### Input material:
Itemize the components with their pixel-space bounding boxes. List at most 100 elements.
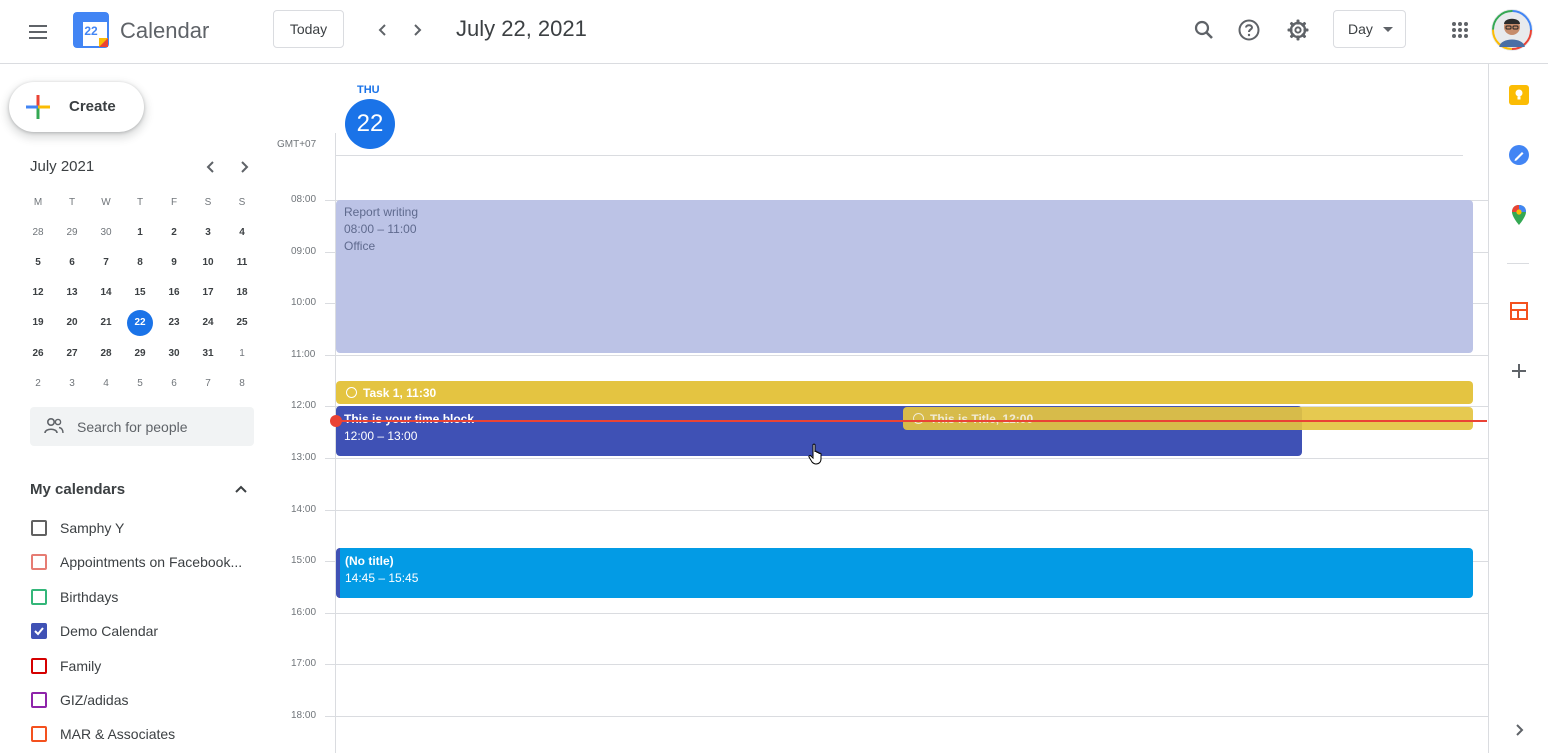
mini-calendar-day[interactable]: 25 [225,308,259,338]
event-title: Report writing [344,205,419,219]
mini-calendar-day[interactable]: 12 [21,278,55,308]
mini-calendar-day[interactable]: 14 [89,278,123,308]
mini-calendar-day[interactable]: 19 [21,308,55,338]
task-1[interactable]: Task 1, 11:30 [336,381,1473,404]
view-switcher-label: Day [1348,21,1373,37]
mini-calendar-day[interactable]: 5 [21,247,55,277]
hour-label: 11:00 [291,349,316,360]
maps-icon[interactable] [1506,202,1532,228]
hand-cursor-icon [808,443,822,465]
calendar-logo[interactable]: 22 [73,12,109,48]
task-this-is-title[interactable]: This is Title, 12:00 [903,407,1473,430]
mini-calendar-day[interactable]: 7 [89,247,123,277]
mini-calendar-day[interactable]: 7 [191,368,225,398]
mini-calendar-next-icon[interactable] [233,156,255,178]
mini-calendar-day[interactable]: 3 [55,368,89,398]
mini-calendar-day[interactable]: 13 [55,278,89,308]
event-report-writing[interactable]: Report writing 08:00 – 11:00 Office [336,200,1473,353]
mini-calendar-day[interactable]: 3 [191,217,225,247]
mini-calendar-day-header: F [170,196,178,208]
mini-calendar-day[interactable]: 29 [55,217,89,247]
keep-icon[interactable] [1506,82,1532,108]
mini-calendar-day[interactable]: 4 [225,217,259,247]
mini-calendar-day[interactable]: 5 [123,368,157,398]
mini-calendar-day[interactable]: 2 [157,217,191,247]
mini-calendar-day[interactable]: 20 [55,308,89,338]
calendar-item[interactable]: Appointments on Facebook... [30,551,265,577]
event-no-title[interactable]: (No title) 14:45 – 15:45 [336,548,1473,598]
event-time: 08:00 – 11:00 [344,222,417,236]
mini-calendar-day[interactable]: 24 [191,308,225,338]
hour-gridline [325,716,1488,717]
day-number-badge[interactable]: 22 [345,99,395,149]
mini-calendar-day[interactable]: 4 [89,368,123,398]
mini-calendar-day[interactable]: 26 [21,338,55,368]
today-button[interactable]: Today [273,10,344,48]
account-avatar[interactable] [1491,9,1533,51]
svg-text:22: 22 [84,24,98,38]
checkbox-unchecked-icon[interactable] [31,554,47,571]
mini-calendar-day[interactable]: 1 [225,338,259,368]
search-people-placeholder: Search for people [77,419,188,435]
mini-calendar-selected-day[interactable]: 22 [123,308,157,338]
create-button[interactable]: Create [9,82,144,132]
mini-calendar-day[interactable]: 8 [225,368,259,398]
calendar-item[interactable]: MAR & Associates [30,723,265,749]
mini-calendar-day[interactable]: 8 [123,247,157,277]
mini-calendar-day[interactable]: 9 [157,247,191,277]
mini-calendar-day[interactable]: 28 [21,217,55,247]
calendar-item[interactable]: Birthdays [30,586,265,612]
tasks-icon[interactable] [1506,142,1532,168]
all-day-divider [335,155,1463,156]
calendar-item[interactable]: Demo Calendar [30,620,265,646]
mini-calendar-day[interactable]: 18 [225,278,259,308]
mini-calendar-day[interactable]: 31 [191,338,225,368]
event-location: Office [344,239,376,253]
hour-label: 14:00 [291,504,317,515]
calendar-item[interactable]: Samphy Y [30,517,265,543]
next-day-icon[interactable] [403,16,431,44]
settings-gear-icon[interactable] [1282,14,1314,46]
expand-icon[interactable] [1506,717,1532,743]
checkbox-unchecked-icon[interactable] [31,692,47,708]
google-apps-icon[interactable] [1444,14,1476,46]
add-icon[interactable] [1506,358,1532,384]
mini-calendar-day[interactable]: 30 [89,217,123,247]
mini-calendar-day[interactable]: 16 [157,278,191,308]
mini-calendar-day[interactable]: 29 [123,338,157,368]
mini-calendar-day[interactable]: 1 [123,217,157,247]
hour-label: 08:00 [291,194,317,205]
checkbox-unchecked-icon[interactable] [31,657,47,674]
mini-calendar-day-header: S [238,196,246,208]
mini-calendar-day[interactable]: 27 [55,338,89,368]
mini-calendar-day[interactable]: 15 [123,278,157,308]
mini-calendar-day[interactable]: 28 [89,338,123,368]
mini-calendar-day[interactable]: 11 [225,247,259,277]
calendar-item[interactable]: GIZ/adidas [30,689,265,715]
checkbox-unchecked-icon[interactable] [31,520,47,536]
search-icon[interactable] [1188,14,1220,46]
mini-calendar-day[interactable]: 6 [157,368,191,398]
hour-label: 17:00 [291,658,317,669]
chevron-up-icon[interactable] [230,478,252,500]
mini-calendar-day[interactable]: 21 [89,308,123,338]
task-check-icon [913,413,924,424]
checkbox-checked-icon[interactable] [31,623,47,640]
previous-day-icon[interactable] [369,16,397,44]
calendar-item[interactable]: Family [30,655,265,681]
mini-calendar-day[interactable]: 6 [55,247,89,277]
help-icon[interactable] [1233,14,1265,46]
view-switcher-dropdown[interactable]: Day [1333,10,1406,48]
checkbox-unchecked-icon[interactable] [31,726,47,743]
mini-calendar-day[interactable]: 30 [157,338,191,368]
mini-calendar-day[interactable]: 2 [21,368,55,398]
checkbox-unchecked-icon[interactable] [31,588,47,605]
mini-calendar-day[interactable]: 23 [157,308,191,338]
mini-calendar-day[interactable]: 17 [191,278,225,308]
add-on-icon[interactable] [1506,298,1532,324]
search-people-input[interactable]: Search for people [30,407,254,446]
mini-calendar-prev-icon[interactable] [200,156,222,178]
main-menu-icon[interactable] [24,18,52,46]
mini-calendar-day[interactable]: 10 [191,247,225,277]
hour-label: 10:00 [291,297,317,308]
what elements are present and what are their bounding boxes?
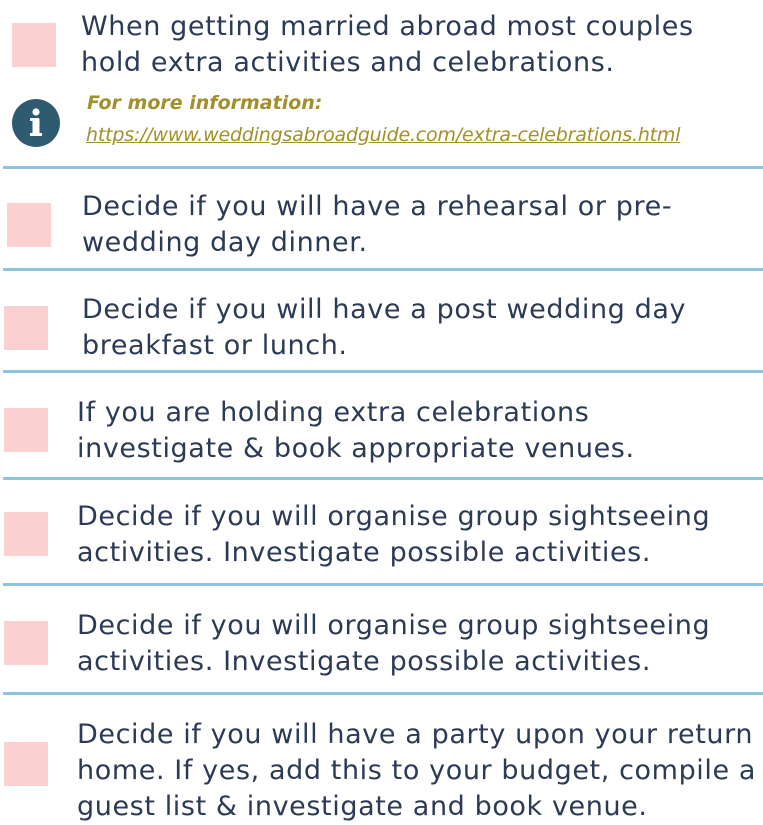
task-6-line3: guest list & investigate and book venue. xyxy=(77,791,648,822)
checkbox-task-4[interactable] xyxy=(4,512,48,556)
checkbox-task-2[interactable] xyxy=(4,306,48,350)
task-2-line2: breakfast or lunch. xyxy=(82,330,348,361)
task-1-line2: wedding day dinner. xyxy=(82,227,368,258)
checkbox-task-1[interactable] xyxy=(7,203,51,247)
info-link[interactable]: https://www.weddingsabroadguide.com/extr… xyxy=(86,124,681,146)
task-3-line1: If you are holding extra celebrations xyxy=(77,397,590,428)
task-3-line2: investigate & book appropriate venues. xyxy=(77,433,635,464)
task-5-line2: activities. Investigate possible activit… xyxy=(77,646,652,677)
info-label: For more information: xyxy=(87,92,323,114)
divider xyxy=(3,370,763,373)
divider xyxy=(3,477,763,480)
checkbox-task-6[interactable] xyxy=(4,742,48,786)
checkbox-task-5[interactable] xyxy=(4,621,48,665)
divider xyxy=(3,692,763,695)
task-2-line1: Decide if you will have a post wedding d… xyxy=(82,294,687,325)
divider xyxy=(3,166,763,169)
checkbox-task-3[interactable] xyxy=(4,408,48,452)
divider xyxy=(3,583,763,586)
divider xyxy=(3,268,763,271)
task-4-line1: Decide if you will organise group sights… xyxy=(77,501,711,532)
task-1-line1: Decide if you will have a rehearsal or p… xyxy=(82,191,673,222)
intro-text-line2: hold extra activities and celebrations. xyxy=(81,47,615,78)
task-6-line2: home. If yes, add this to your budget, c… xyxy=(77,755,757,786)
intro-text-line1: When getting married abroad most couples xyxy=(81,11,694,42)
info-glyph-icon xyxy=(30,108,42,136)
task-4-line2: activities. Investigate possible activit… xyxy=(77,537,652,568)
checkbox-intro[interactable] xyxy=(12,23,56,67)
task-6-line1: Decide if you will have a party upon you… xyxy=(77,719,754,750)
task-5-line1: Decide if you will organise group sights… xyxy=(77,610,711,641)
info-icon xyxy=(12,99,60,147)
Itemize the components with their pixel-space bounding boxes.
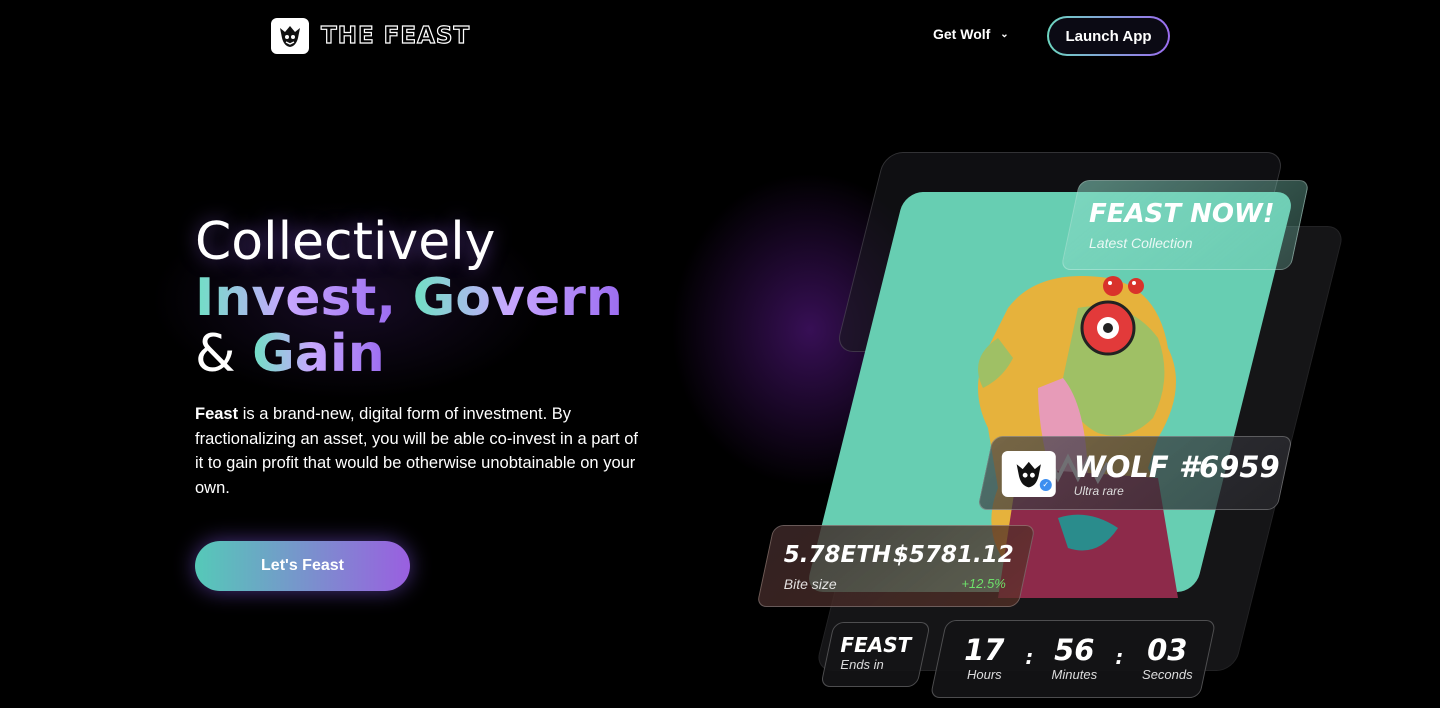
timer-minutes-label: Minutes xyxy=(1051,667,1098,682)
headline-line-1: Collectively xyxy=(195,212,496,272)
hero-description: Feast is a brand-new, digital form of in… xyxy=(195,402,645,500)
feast-ends-card: FEAST Ends in xyxy=(820,622,931,687)
description-text: is a brand-new, digital form of investme… xyxy=(195,405,638,497)
wolf-info-card[interactable]: ✓ WOLF #6959 Ultra rare xyxy=(977,436,1293,510)
headline-line-3: & Gain xyxy=(195,326,623,382)
headline-ampersand: & xyxy=(195,324,236,384)
timer-seconds-label: Seconds xyxy=(1142,667,1193,682)
price-row: 5.78ETH $5781.12 xyxy=(784,542,1014,568)
headline-invest: Invest, xyxy=(195,268,397,328)
headline-line-2: Invest, Govern xyxy=(195,270,623,326)
timer-hours-value: 17 xyxy=(964,633,1005,667)
get-wolf-dropdown[interactable]: Get Wolf ⌄ xyxy=(933,26,1009,42)
timer-hours: 17 Hours xyxy=(957,633,1011,682)
timer-separator: : xyxy=(1025,645,1034,669)
wolf-title: WOLF #6959 xyxy=(1073,450,1280,484)
timer-separator: : xyxy=(1115,645,1124,669)
lets-feast-button[interactable]: Let's Feast xyxy=(195,541,410,591)
get-wolf-label: Get Wolf xyxy=(933,26,991,42)
price-usd: $5781.12 xyxy=(893,542,1014,568)
description-bold: Feast xyxy=(195,405,239,423)
wolf-rarity: Ultra rare xyxy=(1073,484,1124,498)
launch-app-button[interactable]: Launch App xyxy=(1047,16,1170,56)
feast-now-title: FEAST NOW! xyxy=(1089,199,1275,229)
nft-showcase: FEAST NOW! Latest Collection ✓ WOLF #695… xyxy=(740,140,1346,708)
brand-logo[interactable] xyxy=(271,18,309,54)
price-card[interactable]: 5.78ETH $5781.12 Bite size +12.5% xyxy=(756,525,1036,607)
price-change: +12.5% xyxy=(961,576,1006,591)
wolf-avatar: ✓ xyxy=(1001,451,1056,497)
countdown-timer: 17 Hours : 56 Minutes : 03 Seconds xyxy=(929,620,1217,698)
timer-minutes-value: 56 xyxy=(1054,633,1095,667)
bite-size-label: Bite size xyxy=(783,576,837,592)
headline-gain: Gain xyxy=(252,324,385,384)
headline-govern: Govern xyxy=(412,268,623,328)
price-eth: 5.78ETH xyxy=(783,542,892,568)
feast-now-card[interactable]: FEAST NOW! Latest Collection xyxy=(1060,180,1310,270)
hero-headline: Collectively Invest, Govern & Gain xyxy=(195,214,623,382)
price-sub-row: Bite size +12.5% xyxy=(784,576,1014,592)
timer-hours-label: Hours xyxy=(966,667,1002,682)
timer-seconds: 03 Seconds xyxy=(1137,633,1197,682)
latest-collection-label: Latest Collection xyxy=(1089,235,1193,251)
wolf-logo-icon xyxy=(280,26,300,47)
verified-badge-icon: ✓ xyxy=(1039,479,1052,491)
ends-in-label: Ends in xyxy=(840,657,884,672)
ends-title: FEAST xyxy=(840,633,912,657)
chevron-down-icon: ⌄ xyxy=(1000,28,1009,40)
brand-name[interactable]: THE FEAST xyxy=(320,22,470,49)
timer-minutes: 56 Minutes xyxy=(1047,633,1101,682)
timer-seconds-value: 03 xyxy=(1147,633,1188,667)
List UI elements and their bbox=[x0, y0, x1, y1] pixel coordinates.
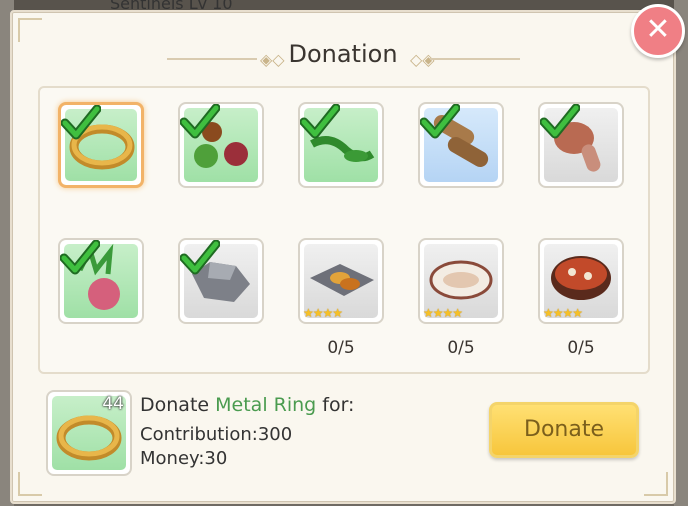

### Given exercise:
Print the part of the rows that opens with the line containing "timer-minutes-label: Minutes xyxy=(1051,667,1098,682)" and closes with the line containing "wolf-rarity: Ultra rare", reproducing each line exactly and including both end lines.

### Exercise solution:
timer-minutes-label: Minutes xyxy=(1051,667,1098,682)
headline-line-1: Collectively xyxy=(195,212,496,272)
hero-description: Feast is a brand-new, digital form of in… xyxy=(195,402,645,500)
feast-ends-card: FEAST Ends in xyxy=(820,622,931,687)
description-text: is a brand-new, digital form of investme… xyxy=(195,405,638,497)
wolf-info-card[interactable]: ✓ WOLF #6959 Ultra rare xyxy=(977,436,1293,510)
headline-line-3: & Gain xyxy=(195,326,623,382)
headline-ampersand: & xyxy=(195,324,236,384)
timer-seconds-label: Seconds xyxy=(1142,667,1193,682)
price-row: 5.78ETH $5781.12 xyxy=(784,542,1014,568)
headline-invest: Invest, xyxy=(195,268,397,328)
headline-line-2: Invest, Govern xyxy=(195,270,623,326)
timer-hours-value: 17 xyxy=(964,633,1005,667)
get-wolf-dropdown[interactable]: Get Wolf ⌄ xyxy=(933,26,1009,42)
timer-hours: 17 Hours xyxy=(957,633,1011,682)
timer-separator: : xyxy=(1025,645,1034,669)
wolf-title: WOLF #6959 xyxy=(1073,450,1280,484)
timer-separator: : xyxy=(1115,645,1124,669)
lets-feast-button[interactable]: Let's Feast xyxy=(195,541,410,591)
get-wolf-label: Get Wolf xyxy=(933,26,991,42)
price-usd: $5781.12 xyxy=(893,542,1014,568)
description-bold: Feast xyxy=(195,405,239,423)
wolf-rarity: Ultra rare xyxy=(1073,484,1124,498)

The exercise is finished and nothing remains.